» INPUT ROWS:
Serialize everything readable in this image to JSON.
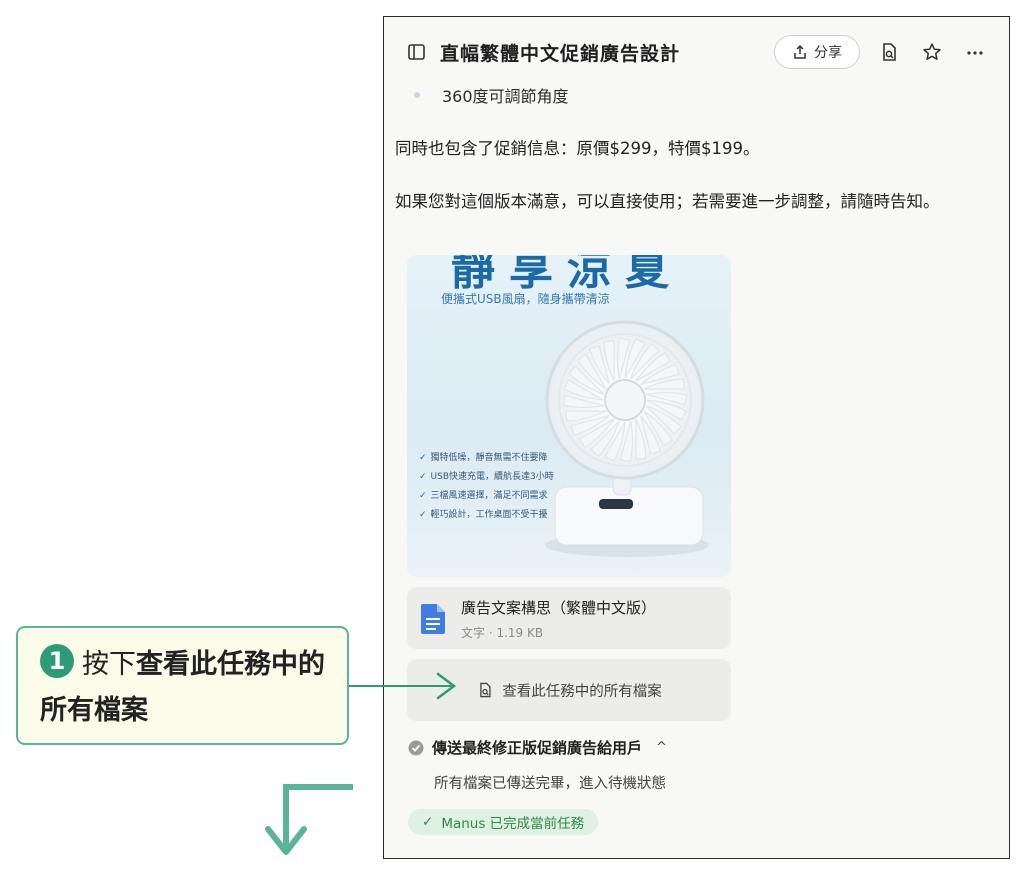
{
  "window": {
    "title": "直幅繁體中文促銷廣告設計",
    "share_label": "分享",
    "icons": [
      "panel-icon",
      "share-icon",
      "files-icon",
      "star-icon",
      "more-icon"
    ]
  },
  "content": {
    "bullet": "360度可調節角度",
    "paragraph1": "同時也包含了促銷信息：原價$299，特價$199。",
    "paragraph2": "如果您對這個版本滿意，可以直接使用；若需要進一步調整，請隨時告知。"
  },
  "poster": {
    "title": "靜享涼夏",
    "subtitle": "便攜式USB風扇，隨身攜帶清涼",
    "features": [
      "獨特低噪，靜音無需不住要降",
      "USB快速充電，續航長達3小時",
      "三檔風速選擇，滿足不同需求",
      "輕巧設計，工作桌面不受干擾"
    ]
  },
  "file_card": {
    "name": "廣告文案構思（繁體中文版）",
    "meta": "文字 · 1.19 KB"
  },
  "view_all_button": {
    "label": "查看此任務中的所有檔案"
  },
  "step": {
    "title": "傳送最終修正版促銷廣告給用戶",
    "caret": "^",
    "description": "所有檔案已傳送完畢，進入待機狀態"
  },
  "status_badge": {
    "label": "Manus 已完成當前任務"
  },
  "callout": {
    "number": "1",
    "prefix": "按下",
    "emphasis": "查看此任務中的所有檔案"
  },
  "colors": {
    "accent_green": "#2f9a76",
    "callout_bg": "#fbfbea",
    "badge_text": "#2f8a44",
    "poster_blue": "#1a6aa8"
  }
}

==

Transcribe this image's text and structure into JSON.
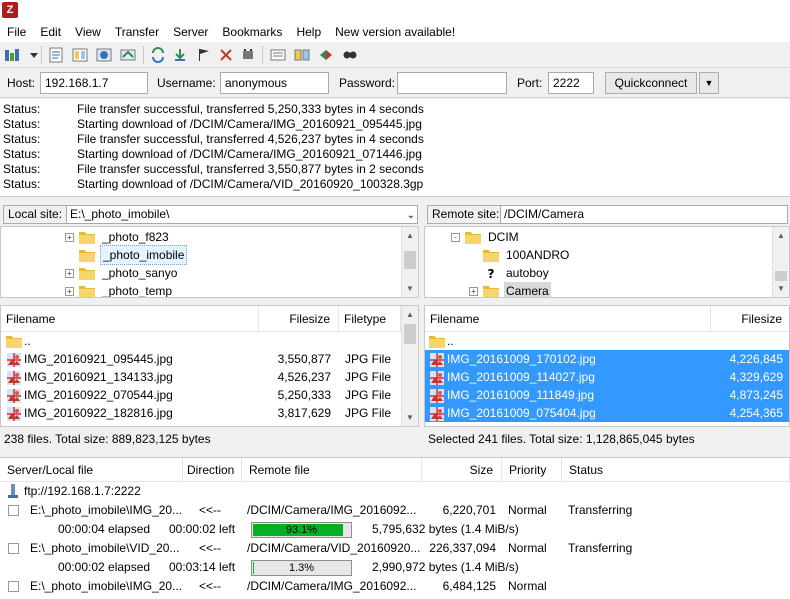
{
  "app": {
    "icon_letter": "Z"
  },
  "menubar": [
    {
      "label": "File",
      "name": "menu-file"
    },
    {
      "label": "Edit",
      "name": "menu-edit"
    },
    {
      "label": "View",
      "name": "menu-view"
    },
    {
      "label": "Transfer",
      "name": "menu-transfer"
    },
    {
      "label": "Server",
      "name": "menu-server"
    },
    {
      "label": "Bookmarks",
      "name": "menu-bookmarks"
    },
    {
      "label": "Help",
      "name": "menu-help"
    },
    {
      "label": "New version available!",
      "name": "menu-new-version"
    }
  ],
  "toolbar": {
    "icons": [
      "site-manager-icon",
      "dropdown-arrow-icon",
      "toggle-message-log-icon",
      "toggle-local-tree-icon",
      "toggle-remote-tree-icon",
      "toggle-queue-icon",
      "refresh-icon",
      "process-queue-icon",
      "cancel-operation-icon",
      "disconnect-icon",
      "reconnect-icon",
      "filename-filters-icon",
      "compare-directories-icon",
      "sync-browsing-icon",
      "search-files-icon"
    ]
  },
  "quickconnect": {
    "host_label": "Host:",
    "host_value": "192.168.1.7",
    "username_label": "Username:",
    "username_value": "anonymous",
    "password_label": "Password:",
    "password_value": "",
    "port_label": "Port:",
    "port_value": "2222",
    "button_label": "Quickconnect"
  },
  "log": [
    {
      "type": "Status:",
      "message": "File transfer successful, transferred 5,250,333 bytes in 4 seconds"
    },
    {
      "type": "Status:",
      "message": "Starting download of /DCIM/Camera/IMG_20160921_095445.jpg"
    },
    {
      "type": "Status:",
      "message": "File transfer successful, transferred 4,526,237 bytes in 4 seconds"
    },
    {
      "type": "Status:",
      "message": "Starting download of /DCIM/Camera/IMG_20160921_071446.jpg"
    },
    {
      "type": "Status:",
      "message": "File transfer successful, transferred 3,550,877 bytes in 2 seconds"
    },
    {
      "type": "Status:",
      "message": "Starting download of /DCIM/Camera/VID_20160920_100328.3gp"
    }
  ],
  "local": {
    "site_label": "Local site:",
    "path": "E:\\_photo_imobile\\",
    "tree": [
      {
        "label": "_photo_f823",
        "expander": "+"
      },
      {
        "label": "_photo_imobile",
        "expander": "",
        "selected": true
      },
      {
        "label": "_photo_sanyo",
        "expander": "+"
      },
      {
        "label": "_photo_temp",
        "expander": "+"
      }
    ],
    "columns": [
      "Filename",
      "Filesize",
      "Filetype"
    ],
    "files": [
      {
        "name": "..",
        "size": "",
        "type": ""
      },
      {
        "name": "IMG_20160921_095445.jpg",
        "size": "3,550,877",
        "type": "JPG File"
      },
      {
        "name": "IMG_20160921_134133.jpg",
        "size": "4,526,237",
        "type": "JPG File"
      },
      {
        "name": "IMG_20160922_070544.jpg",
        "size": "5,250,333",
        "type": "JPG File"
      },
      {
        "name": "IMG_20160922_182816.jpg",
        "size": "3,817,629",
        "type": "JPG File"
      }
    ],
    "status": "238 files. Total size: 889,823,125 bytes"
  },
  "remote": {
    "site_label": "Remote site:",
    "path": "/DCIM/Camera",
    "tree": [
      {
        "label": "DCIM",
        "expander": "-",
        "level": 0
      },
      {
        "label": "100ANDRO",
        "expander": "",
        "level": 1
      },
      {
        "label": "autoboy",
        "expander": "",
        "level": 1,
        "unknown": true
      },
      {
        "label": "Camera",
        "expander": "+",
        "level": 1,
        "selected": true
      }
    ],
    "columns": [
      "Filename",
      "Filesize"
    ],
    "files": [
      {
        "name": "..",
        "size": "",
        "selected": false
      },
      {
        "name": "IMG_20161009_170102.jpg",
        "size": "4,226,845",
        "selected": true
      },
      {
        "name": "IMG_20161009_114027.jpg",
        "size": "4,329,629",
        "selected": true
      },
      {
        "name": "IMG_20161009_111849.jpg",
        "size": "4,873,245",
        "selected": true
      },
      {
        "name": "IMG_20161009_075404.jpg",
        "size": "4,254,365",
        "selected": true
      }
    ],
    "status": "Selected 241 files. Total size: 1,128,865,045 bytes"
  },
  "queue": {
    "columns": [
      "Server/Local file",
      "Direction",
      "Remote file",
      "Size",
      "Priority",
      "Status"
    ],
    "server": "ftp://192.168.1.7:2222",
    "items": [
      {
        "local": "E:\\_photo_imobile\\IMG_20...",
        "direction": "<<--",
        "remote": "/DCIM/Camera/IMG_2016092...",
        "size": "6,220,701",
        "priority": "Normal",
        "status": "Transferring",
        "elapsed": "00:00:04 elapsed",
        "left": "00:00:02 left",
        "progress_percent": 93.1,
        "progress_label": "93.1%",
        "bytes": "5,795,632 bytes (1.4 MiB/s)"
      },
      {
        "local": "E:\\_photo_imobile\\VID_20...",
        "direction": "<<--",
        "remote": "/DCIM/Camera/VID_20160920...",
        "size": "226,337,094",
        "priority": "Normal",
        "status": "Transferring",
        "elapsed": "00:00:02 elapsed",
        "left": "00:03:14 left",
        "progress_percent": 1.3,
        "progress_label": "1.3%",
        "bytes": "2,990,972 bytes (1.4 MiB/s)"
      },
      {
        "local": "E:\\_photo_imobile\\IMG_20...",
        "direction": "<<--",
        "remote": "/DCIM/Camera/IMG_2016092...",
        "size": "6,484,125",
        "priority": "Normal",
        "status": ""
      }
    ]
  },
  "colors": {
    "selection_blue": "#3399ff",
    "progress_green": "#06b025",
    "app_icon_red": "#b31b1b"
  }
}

» GOAL OF THE EXERCISE: From the data above, copy each line that holds "tree".

» ANSWER FOR THIS EXERCISE:
      "toggle-local-tree-icon",
      "toggle-remote-tree-icon",
    "tree": [
    "tree": [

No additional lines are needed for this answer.